-- START Task data --

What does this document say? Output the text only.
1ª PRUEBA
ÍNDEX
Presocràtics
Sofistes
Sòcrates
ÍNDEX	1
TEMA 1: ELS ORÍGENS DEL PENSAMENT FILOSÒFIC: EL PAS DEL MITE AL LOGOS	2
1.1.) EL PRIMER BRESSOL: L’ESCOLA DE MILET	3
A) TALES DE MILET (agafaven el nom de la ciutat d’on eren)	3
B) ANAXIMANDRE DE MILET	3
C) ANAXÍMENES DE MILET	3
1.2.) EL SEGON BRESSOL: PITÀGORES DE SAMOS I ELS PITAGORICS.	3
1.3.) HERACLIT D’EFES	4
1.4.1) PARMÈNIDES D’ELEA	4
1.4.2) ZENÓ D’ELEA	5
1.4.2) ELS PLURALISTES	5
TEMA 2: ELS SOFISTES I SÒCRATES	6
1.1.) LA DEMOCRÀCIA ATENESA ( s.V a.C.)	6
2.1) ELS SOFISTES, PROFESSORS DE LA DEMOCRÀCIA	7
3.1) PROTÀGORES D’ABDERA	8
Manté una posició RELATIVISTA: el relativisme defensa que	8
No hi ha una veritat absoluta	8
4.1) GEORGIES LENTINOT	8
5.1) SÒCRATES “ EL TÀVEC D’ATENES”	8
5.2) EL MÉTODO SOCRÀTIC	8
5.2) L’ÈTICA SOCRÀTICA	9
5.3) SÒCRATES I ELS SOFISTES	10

-- END Task data --

— Exercise description —
Every entry should be output exactly as written, please.

— Written answer —
What does this document say? Output the text only.
1ª PRUEBA
ÍNDEX
Presocràtics
Sofistes
Sòcrates
ÍNDEX	1
TEMA 1: ELS ORÍGENS DEL PENSAMENT FILOSÒFIC: EL PAS DEL MITE AL LOGOS	2
1.1.) EL PRIMER BRESSOL: L’ESCOLA DE MILET	3
A) TALES DE MILET (agafaven el nom de la ciutat d’on eren)	3
B) ANAXIMANDRE DE MILET	3
C) ANAXÍMENES DE MILET	3
1.2.) EL SEGON BRESSOL: PITÀGORES DE SAMOS I ELS PITAGORICS.	3
1.3.) HERACLIT D’EFES	4
1.4.1) PARMÈNIDES D’ELEA	4
1.4.2) ZENÓ D’ELEA	5
1.4.2) ELS PLURALISTES	5
TEMA 2: ELS SOFISTES I SÒCRATES	6
1.1.) LA DEMOCRÀCIA ATENESA ( s.V a.C.)	6
2.1) ELS SOFISTES, PROFESSORS DE LA DEMOCRÀCIA	7
3.1) PROTÀGORES D’ABDERA	8
Manté una posició RELATIVISTA: el relativisme defensa que	8
No hi ha una veritat absoluta	8
4.1) GEORGIES LENTINOT	8
5.1) SÒCRATES “ EL TÀVEC D’ATENES”	8
5.2) EL MÉTODO SOCRÀTIC	8
5.2) L’ÈTICA SOCRÀTICA	9
5.3) SÒCRATES I ELS SOFISTES	10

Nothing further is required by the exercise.